Exercise brief ->
Reproduce the data verbatim, starting at its first line and ending with the line that contains "Point bbox=[779, 417, 801, 432]". Include both of those lines.
+-------+
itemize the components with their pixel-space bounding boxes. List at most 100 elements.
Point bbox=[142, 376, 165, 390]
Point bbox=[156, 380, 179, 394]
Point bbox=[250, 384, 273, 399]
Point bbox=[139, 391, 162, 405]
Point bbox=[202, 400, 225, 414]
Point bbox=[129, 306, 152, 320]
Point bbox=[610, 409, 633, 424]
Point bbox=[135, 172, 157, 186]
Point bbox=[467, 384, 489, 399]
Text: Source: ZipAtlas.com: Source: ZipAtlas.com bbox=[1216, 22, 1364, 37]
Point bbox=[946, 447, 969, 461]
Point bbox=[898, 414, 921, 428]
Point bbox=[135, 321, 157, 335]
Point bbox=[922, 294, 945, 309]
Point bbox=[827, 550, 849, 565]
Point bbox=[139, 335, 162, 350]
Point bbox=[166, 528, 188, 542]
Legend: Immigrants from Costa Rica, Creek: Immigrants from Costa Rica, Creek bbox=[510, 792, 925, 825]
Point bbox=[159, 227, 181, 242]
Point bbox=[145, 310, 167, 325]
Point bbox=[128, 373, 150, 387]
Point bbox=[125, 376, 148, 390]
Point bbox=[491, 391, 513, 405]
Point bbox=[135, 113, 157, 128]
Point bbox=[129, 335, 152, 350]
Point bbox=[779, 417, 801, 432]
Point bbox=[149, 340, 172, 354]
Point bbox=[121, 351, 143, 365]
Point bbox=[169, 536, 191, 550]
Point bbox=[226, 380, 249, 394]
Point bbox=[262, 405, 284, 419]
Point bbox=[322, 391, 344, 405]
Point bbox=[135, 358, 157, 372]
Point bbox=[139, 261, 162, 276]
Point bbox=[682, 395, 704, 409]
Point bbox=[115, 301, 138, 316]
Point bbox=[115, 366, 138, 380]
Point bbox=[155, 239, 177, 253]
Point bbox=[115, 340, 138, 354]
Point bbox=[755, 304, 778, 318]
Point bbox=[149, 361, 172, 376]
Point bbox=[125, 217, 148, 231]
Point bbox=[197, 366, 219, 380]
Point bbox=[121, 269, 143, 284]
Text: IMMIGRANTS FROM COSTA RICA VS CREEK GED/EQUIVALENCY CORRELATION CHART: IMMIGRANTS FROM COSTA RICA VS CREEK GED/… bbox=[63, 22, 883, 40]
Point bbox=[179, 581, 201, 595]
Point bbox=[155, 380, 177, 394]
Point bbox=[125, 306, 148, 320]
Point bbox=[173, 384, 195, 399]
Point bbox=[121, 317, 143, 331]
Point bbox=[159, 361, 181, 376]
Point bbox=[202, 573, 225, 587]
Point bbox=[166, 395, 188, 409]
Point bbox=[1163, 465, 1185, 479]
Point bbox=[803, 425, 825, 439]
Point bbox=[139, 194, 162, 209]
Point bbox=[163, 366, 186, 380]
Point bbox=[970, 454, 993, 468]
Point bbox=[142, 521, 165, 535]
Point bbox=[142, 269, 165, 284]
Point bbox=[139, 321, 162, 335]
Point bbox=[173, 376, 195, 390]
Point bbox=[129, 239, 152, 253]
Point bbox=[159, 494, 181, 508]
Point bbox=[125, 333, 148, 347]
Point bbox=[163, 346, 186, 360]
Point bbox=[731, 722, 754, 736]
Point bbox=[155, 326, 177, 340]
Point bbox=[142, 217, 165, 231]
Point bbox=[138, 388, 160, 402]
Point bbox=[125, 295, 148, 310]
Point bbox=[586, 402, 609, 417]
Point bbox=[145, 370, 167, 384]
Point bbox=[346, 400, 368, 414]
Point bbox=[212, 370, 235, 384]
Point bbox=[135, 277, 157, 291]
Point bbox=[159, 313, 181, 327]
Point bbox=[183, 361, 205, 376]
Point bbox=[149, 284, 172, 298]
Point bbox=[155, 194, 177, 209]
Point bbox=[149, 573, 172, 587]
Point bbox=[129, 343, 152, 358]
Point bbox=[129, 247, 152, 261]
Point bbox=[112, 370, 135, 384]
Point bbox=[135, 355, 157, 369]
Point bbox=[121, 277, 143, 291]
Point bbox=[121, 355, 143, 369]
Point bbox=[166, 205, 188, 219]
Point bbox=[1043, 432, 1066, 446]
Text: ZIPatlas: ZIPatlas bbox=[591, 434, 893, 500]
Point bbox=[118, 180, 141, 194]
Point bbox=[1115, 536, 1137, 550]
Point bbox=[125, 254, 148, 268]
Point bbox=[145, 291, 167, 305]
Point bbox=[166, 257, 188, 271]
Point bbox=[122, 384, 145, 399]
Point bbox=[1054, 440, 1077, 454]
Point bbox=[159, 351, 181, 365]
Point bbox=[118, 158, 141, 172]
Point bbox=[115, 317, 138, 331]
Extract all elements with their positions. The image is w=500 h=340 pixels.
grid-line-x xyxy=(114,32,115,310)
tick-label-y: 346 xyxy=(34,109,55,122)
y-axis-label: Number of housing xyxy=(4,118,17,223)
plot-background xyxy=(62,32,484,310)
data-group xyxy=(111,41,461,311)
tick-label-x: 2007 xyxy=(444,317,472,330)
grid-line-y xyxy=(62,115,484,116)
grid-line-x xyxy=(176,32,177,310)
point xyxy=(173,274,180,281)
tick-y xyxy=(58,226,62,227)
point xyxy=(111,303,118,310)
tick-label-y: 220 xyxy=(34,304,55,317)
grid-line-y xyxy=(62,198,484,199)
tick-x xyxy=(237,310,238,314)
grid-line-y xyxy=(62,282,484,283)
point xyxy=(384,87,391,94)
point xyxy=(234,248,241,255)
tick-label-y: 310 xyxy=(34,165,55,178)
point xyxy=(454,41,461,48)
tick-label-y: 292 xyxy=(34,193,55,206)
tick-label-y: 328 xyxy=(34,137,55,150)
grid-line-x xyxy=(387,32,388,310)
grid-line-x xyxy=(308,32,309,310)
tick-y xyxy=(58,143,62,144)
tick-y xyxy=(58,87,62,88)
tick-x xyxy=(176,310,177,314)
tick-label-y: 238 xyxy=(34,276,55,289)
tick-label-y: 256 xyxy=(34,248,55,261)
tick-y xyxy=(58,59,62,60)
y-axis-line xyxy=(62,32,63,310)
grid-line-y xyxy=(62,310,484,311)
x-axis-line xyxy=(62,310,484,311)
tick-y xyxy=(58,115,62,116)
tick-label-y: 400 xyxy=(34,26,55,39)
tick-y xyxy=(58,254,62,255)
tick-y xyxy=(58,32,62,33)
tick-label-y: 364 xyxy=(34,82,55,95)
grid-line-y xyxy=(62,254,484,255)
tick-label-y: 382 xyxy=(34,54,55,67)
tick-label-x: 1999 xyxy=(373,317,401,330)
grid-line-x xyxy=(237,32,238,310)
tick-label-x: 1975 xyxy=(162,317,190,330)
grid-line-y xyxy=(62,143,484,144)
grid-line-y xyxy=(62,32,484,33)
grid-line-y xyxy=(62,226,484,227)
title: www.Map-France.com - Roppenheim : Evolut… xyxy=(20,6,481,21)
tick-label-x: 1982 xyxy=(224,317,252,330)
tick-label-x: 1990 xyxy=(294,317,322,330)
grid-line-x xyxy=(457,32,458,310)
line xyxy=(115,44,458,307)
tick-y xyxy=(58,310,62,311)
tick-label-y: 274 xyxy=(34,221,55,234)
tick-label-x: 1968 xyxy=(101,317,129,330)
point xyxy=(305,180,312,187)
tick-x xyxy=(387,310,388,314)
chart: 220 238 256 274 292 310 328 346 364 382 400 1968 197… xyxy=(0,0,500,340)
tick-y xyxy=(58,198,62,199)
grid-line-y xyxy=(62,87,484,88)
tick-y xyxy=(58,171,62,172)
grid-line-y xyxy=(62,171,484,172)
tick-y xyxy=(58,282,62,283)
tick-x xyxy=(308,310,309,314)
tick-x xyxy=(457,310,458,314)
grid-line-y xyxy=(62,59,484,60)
+-------+
Worked solution ->
itemize the components with their pixel-space bounding boxes. List at most 100 elements.
Point bbox=[142, 376, 165, 390]
Point bbox=[156, 380, 179, 394]
Point bbox=[250, 384, 273, 399]
Point bbox=[139, 391, 162, 405]
Point bbox=[202, 400, 225, 414]
Point bbox=[129, 306, 152, 320]
Point bbox=[610, 409, 633, 424]
Point bbox=[135, 172, 157, 186]
Point bbox=[467, 384, 489, 399]
Text: Source: ZipAtlas.com: Source: ZipAtlas.com bbox=[1216, 22, 1364, 37]
Point bbox=[946, 447, 969, 461]
Point bbox=[898, 414, 921, 428]
Point bbox=[135, 321, 157, 335]
Point bbox=[922, 294, 945, 309]
Point bbox=[827, 550, 849, 565]
Point bbox=[139, 335, 162, 350]
Point bbox=[166, 528, 188, 542]
Legend: Immigrants from Costa Rica, Creek: Immigrants from Costa Rica, Creek bbox=[510, 792, 925, 825]
Point bbox=[159, 227, 181, 242]
Point bbox=[145, 310, 167, 325]
Point bbox=[128, 373, 150, 387]
Point bbox=[125, 376, 148, 390]
Point bbox=[491, 391, 513, 405]
Point bbox=[135, 113, 157, 128]
Point bbox=[129, 335, 152, 350]
Point bbox=[779, 417, 801, 432]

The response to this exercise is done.